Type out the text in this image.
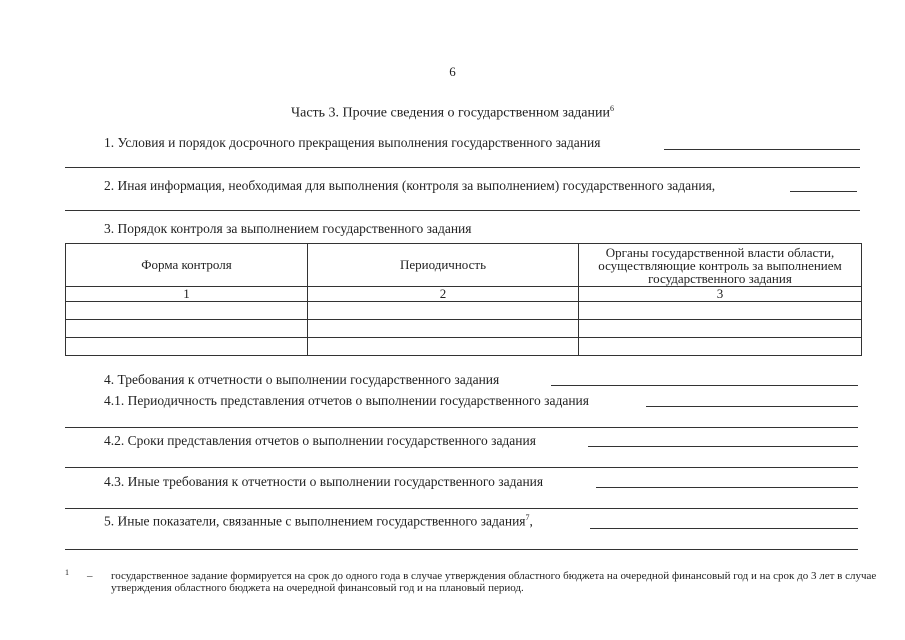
6
Часть 3. Прочие сведения о государственном задании$^6$
1. Условия и порядок досрочного прекращения выполнения государственного задания
2. Иная информация, необходимая для выполнения (контроля за выполнением) государственного задания,
3. Порядок контроля за выполнением государственного задания
Форма контроля	Периодичность	Органы государственной власти области, осуществляющие контроль за выполнением государственного задания
1	2	3

4. Требования к отчетности о выполнении государственного задания
4.1. Периодичность представления отчетов о выполнении государственного задания
4.2. Сроки представления отчетов о выполнении государственного задания
4.3. Иные требования к отчетности о выполнении государственного задания
5. Иные показатели, связанные с выполнением государственного задания$^7$,
1 – государственное задание формируется на срок до одного года в случае утверждения областного бюджета на очередной финансовый год и на срок до 3 лет в случае утверждения областного бюджета на очередной финансовый год и на плановый период.
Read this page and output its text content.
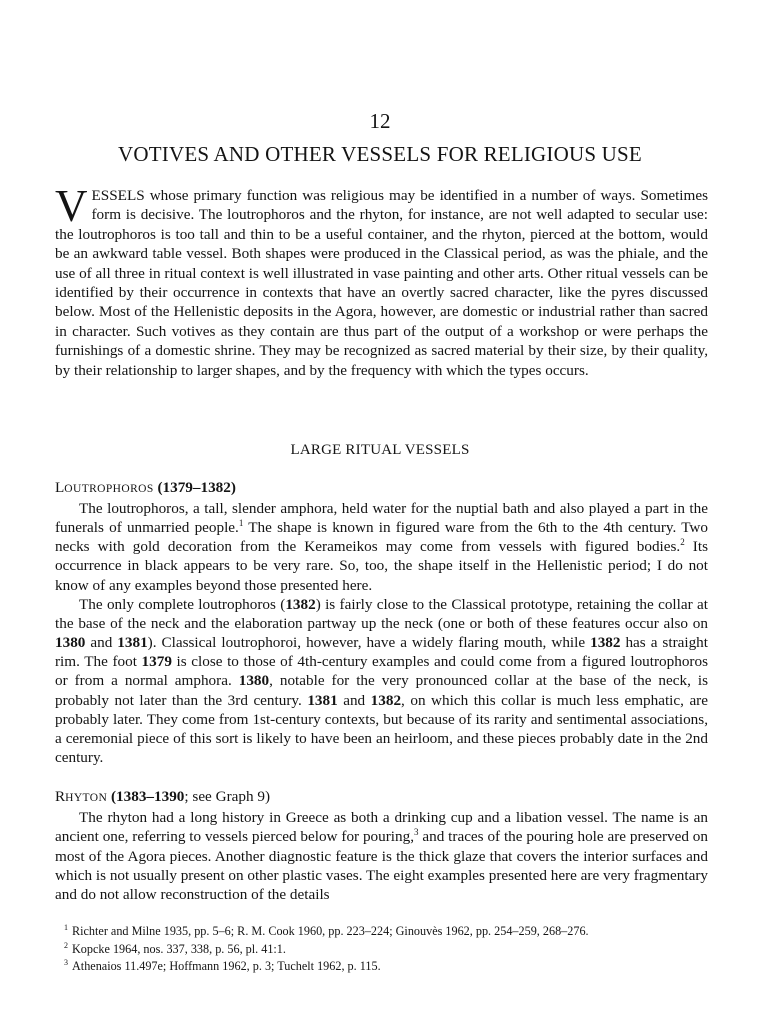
12
VOTIVES AND OTHER VESSELS FOR RELIGIOUS USE

VESSELS whose primary function was religious may be identified in a number of ways. Sometimes form is decisive. The loutrophoros and the rhyton, for instance, are not well adapted to secular use: the loutrophoros is too tall and thin to be a useful container, and the rhyton, pierced at the bottom, would be an awkward table vessel. Both shapes were produced in the Classical period, as was the phiale, and the use of all three in ritual context is well illustrated in vase painting and other arts. Other ritual vessels can be identified by their occurrence in contexts that have an overtly sacred character, like the pyres discussed below. Most of the Hellenistic deposits in the Agora, however, are domestic or industrial rather than sacred in character. Such votives as they contain are thus part of the output of a workshop or were perhaps the furnishings of a domestic shrine. They may be recognized as sacred material by their size, by their quality, by their relationship to larger shapes, and by the frequency with which the types occurs.

LARGE RITUAL VESSELS
LOUTROPHOROS (1379–1382)

The loutrophoros, a tall, slender amphora, held water for the nuptial bath and also played a part in the funerals of unmarried people.$^1$ The shape is known in figured ware from the 6th to the 4th century. Two necks with gold decoration from the Kerameikos may come from vessels with figured bodies.$^2$ Its occurrence in black appears to be very rare. So, too, the shape itself in the Hellenistic period; I do not know of any examples beyond those presented here.

The only complete loutrophoros (1382) is fairly close to the Classical prototype, retaining the collar at the base of the neck and the elaboration partway up the neck (one or both of these features occur also on 1380 and 1381). Classical loutrophoroi, however, have a widely flaring mouth, while 1382 has a straight rim. The foot 1379 is close to those of 4th-century examples and could come from a figured loutrophoros or from a normal amphora. 1380, notable for the very pronounced collar at the base of the neck, is probably not later than the 3rd century. 1381 and 1382, on which this collar is much less emphatic, are probably later. They come from 1st-century contexts, but because of its rarity and sentimental associations, a ceremonial piece of this sort is likely to have been an heirloom, and these pieces probably date in the 2nd century.

RHYTON (1383–1390; see Graph 9)

The rhyton had a long history in Greece as both a drinking cup and a libation vessel. The name is an ancient one, referring to vessels pierced below for pouring,$^3$ and traces of the pouring hole are preserved on most of the Agora pieces. Another diagnostic feature is the thick glaze that covers the interior surfaces and which is not usually present on other plastic vases. The eight examples presented here are very fragmentary and do not allow reconstruction of the details

$^1$ Richter and Milne 1935, pp. 5–6; R. M. Cook 1960, pp. 223–224; Ginouvès 1962, pp. 254–259, 268–276.

$^2$ Kopcke 1964, nos. 337, 338, p. 56, pl. 41:1.

$^3$ Athenaios 11.497e; Hoffmann 1962, p. 3; Tuchelt 1962, p. 115.
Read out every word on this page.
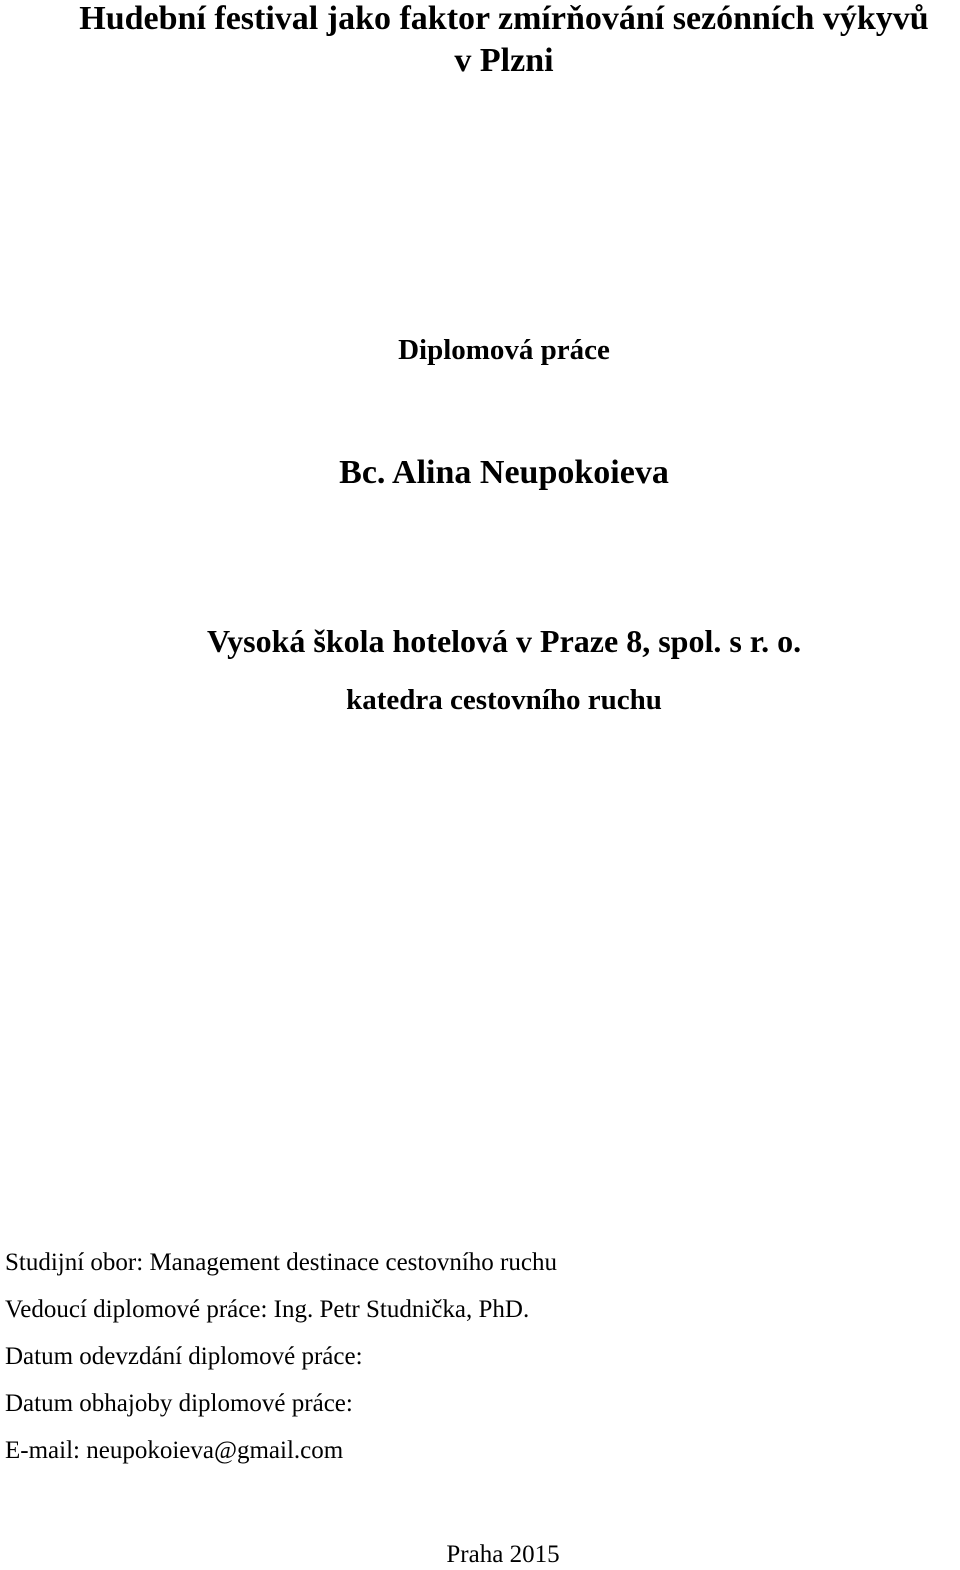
Hudební festival jako faktor zmírňování sezónních výkyvů
v Plzni

Diplomová práce

Bc. Alina Neupokoieva

Vysoká škola hotelová v Praze 8, spol. s r. o.

katedra cestovního ruchu

Studijní obor: Management destinace cestovního ruchu
Vedoucí diplomové práce: Ing. Petr Studnička, PhD.
Datum odevzdání diplomové práce:
Datum obhajoby diplomové práce:
E-mail: neupokoieva@gmail.com

Praha 2015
....
Objective -
Using the listing above, show every line that includes the string "Иные".

Full response -
4.3. Иные требования к отчетности о выполнении государственного задания
5. Иные показатели, связанные с выполнением государственного задания$^7$,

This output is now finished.